-- Begin --

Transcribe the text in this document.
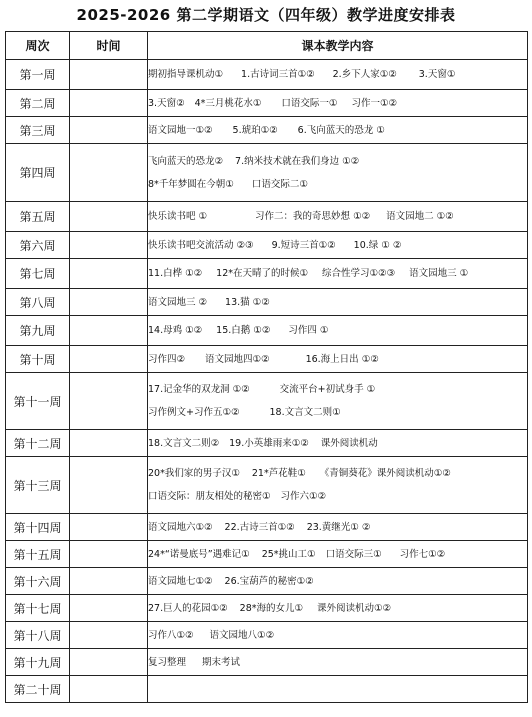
2025-2026 第二学期语文（四年级）教学进度安排表
周次	时间	课本教学内容
第一周		期初指导课机动① 1.古诗词三首①② 2.乡下人家①② 3.天窗①

第二周		3.天窗② 4*三月桃花水① 口语交际一① 习作一①②

第三周		语文园地一①② 5.琥珀①② 6.飞向蓝天的恐龙 ①

第四周		飞向蓝天的恐龙② 7.纳米技术就在我们身边 ①②
8*千年梦圆在今朝① 口语交际二①

第五周		快乐读书吧 ① 习作二：我的奇思妙想 ①② 语文园地二 ①②

第六周		快乐读书吧交流活动 ②③ 9.短诗三首①② 10.绿 ① ②

第七周		11.白桦 ①② 12*在天晴了的时候① 综合性学习①②③ 语文园地三 ①

第八周		语文园地三 ② 13.猫 ①②

第九周		14.母鸡 ①② 15.白鹅 ①② 习作四 ①

第十周		习作四② 语文园地四①② 16.海上日出 ①②

第十一周		17.记金华的双龙洞 ①② 交流平台+初试身手 ①
习作例文+习作五①② 18.文言文二则①

第十二周		18.文言文二则② 19.小英雄雨来①② 课外阅读机动

第十三周		20*我们家的男子汉① 21*芦花鞋① 《青铜葵花》课外阅读机动①②
口语交际：朋友相处的秘密① 习作六①②

第十四周		语文园地六①② 22.古诗三首①② 23.黄继光① ②

第十五周		24*“诺曼底号”遇难记① 25*挑山工① 口语交际三① 习作七①②

第十六周		语文园地七①② 26.宝葫芦的秘密①②

第十七周		27.巨人的花园①② 28*海的女儿① 课外阅读机动①②

第十八周		习作八①② 语文园地八①②

第十九周		复习整理 期末考试

第二十周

-- End --

OBJECTIVE:
In the listing above, find each line with the word "语文园地三" and copy it.

WRITTEN RESPONSE:
第七周		11.白桦 ①② 12*在天晴了的时候① 综合性学习①②③ 语文园地三 ①
第八周		语文园地三 ② 13.猫 ①②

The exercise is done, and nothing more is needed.